# What is needed:
For this exercise, copy out each line of the material below that includes "уровня".

+++ Items +++

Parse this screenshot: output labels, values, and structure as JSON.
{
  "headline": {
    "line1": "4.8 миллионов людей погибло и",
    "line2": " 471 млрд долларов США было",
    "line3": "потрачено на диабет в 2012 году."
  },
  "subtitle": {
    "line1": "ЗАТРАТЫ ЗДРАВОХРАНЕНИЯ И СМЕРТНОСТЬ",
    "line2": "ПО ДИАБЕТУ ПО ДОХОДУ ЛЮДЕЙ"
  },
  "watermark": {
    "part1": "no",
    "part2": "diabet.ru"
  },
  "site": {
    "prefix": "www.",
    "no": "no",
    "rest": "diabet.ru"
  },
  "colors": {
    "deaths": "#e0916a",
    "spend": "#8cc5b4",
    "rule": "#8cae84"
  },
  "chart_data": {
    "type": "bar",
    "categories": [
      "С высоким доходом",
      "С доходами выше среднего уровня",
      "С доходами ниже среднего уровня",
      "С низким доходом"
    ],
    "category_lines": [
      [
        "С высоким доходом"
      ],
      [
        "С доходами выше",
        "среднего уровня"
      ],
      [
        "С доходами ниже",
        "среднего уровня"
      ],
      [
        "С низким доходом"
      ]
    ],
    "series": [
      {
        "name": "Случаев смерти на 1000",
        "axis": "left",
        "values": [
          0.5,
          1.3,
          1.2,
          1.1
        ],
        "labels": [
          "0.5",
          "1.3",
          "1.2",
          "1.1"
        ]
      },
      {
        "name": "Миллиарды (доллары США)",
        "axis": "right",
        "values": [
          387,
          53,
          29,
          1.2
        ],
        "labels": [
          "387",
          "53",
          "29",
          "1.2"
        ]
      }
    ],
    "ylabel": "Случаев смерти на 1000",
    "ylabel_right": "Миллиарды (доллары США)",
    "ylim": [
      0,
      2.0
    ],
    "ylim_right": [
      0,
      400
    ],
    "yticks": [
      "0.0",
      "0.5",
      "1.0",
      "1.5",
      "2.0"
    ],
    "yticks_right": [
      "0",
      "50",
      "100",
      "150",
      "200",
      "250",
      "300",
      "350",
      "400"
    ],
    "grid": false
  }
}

+++

# Completed exercise:
      "С доходами выше среднего уровня",
      "С доходами ниже среднего уровня",
        "среднего уровня"
        "среднего уровня"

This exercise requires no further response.